[Start Recorded data]
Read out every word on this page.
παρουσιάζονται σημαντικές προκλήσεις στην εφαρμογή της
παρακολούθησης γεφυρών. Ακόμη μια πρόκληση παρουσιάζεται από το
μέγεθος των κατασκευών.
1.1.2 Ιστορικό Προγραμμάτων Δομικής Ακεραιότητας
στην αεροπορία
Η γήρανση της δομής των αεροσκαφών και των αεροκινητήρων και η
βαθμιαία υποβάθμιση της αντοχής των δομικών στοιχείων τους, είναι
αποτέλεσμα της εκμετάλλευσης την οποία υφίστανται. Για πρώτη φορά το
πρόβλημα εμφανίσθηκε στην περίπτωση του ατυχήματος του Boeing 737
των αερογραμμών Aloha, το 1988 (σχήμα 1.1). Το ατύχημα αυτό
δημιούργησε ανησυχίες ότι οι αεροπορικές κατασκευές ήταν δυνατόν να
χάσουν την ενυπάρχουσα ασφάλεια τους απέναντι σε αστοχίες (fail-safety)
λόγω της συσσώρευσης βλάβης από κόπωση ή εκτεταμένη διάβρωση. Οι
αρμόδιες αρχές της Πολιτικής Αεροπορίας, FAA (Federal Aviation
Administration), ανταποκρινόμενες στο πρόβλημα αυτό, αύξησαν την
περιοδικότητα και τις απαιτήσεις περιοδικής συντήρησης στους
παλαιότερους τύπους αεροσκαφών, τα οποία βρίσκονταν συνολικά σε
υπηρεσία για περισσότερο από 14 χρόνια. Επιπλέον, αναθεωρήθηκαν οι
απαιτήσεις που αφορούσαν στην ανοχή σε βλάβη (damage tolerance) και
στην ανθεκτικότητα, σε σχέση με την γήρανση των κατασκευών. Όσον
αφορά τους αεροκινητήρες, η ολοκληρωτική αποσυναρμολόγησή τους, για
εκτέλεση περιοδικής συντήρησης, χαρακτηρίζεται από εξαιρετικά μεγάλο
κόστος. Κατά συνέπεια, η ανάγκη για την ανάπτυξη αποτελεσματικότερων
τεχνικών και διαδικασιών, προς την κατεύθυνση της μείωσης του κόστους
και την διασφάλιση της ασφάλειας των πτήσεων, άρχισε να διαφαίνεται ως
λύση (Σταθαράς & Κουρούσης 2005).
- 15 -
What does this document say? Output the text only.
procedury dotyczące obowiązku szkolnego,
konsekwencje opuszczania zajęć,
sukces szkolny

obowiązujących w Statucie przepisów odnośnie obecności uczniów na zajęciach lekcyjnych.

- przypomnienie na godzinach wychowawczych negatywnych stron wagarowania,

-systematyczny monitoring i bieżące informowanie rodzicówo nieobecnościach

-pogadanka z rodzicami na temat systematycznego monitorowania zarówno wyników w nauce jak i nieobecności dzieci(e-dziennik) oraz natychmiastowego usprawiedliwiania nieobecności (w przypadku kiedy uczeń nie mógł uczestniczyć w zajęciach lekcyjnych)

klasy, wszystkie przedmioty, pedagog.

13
[End Recorded data]
**Work instructions**
Your task is to return the full listing exactly as it was given.

**Solution for this problem**
Read out every word on this page.
παρουσιάζονται σημαντικές προκλήσεις στην εφαρμογή της
παρακολούθησης γεφυρών. Ακόμη μια πρόκληση παρουσιάζεται από το
μέγεθος των κατασκευών.
1.1.2 Ιστορικό Προγραμμάτων Δομικής Ακεραιότητας
στην αεροπορία
Η γήρανση της δομής των αεροσκαφών και των αεροκινητήρων και η
βαθμιαία υποβάθμιση της αντοχής των δομικών στοιχείων τους, είναι
αποτέλεσμα της εκμετάλλευσης την οποία υφίστανται. Για πρώτη φορά το
πρόβλημα εμφανίσθηκε στην περίπτωση του ατυχήματος του Boeing 737
των αερογραμμών Aloha, το 1988 (σχήμα 1.1). Το ατύχημα αυτό
δημιούργησε ανησυχίες ότι οι αεροπορικές κατασκευές ήταν δυνατόν να
χάσουν την ενυπάρχουσα ασφάλεια τους απέναντι σε αστοχίες (fail-safety)
λόγω της συσσώρευσης βλάβης από κόπωση ή εκτεταμένη διάβρωση. Οι
αρμόδιες αρχές της Πολιτικής Αεροπορίας, FAA (Federal Aviation
Administration), ανταποκρινόμενες στο πρόβλημα αυτό, αύξησαν την
περιοδικότητα και τις απαιτήσεις περιοδικής συντήρησης στους
παλαιότερους τύπους αεροσκαφών, τα οποία βρίσκονταν συνολικά σε
υπηρεσία για περισσότερο από 14 χρόνια. Επιπλέον, αναθεωρήθηκαν οι
απαιτήσεις που αφορούσαν στην ανοχή σε βλάβη (damage tolerance) και
στην ανθεκτικότητα, σε σχέση με την γήρανση των κατασκευών. Όσον
αφορά τους αεροκινητήρες, η ολοκληρωτική αποσυναρμολόγησή τους, για
εκτέλεση περιοδικής συντήρησης, χαρακτηρίζεται από εξαιρετικά μεγάλο
κόστος. Κατά συνέπεια, η ανάγκη για την ανάπτυξη αποτελεσματικότερων
τεχνικών και διαδικασιών, προς την κατεύθυνση της μείωσης του κόστους
και την διασφάλιση της ασφάλειας των πτήσεων, άρχισε να διαφαίνεται ως
λύση (Σταθαράς & Κουρούσης 2005).
- 15 -
What does this document say? Output the text only.
procedury dotyczące obowiązku szkolnego,
konsekwencje opuszczania zajęć,
sukces szkolny

obowiązujących w Statucie przepisów odnośnie obecności uczniów na zajęciach lekcyjnych.

- przypomnienie na godzinach wychowawczych negatywnych stron wagarowania,

-systematyczny monitoring i bieżące informowanie rodzicówo nieobecnościach

-pogadanka z rodzicami na temat systematycznego monitorowania zarówno wyników w nauce jak i nieobecności dzieci(e-dziennik) oraz natychmiastowego usprawiedliwiania nieobecności (w przypadku kiedy uczeń nie mógł uczestniczyć w zajęciach lekcyjnych)

klasy, wszystkie przedmioty, pedagog.

13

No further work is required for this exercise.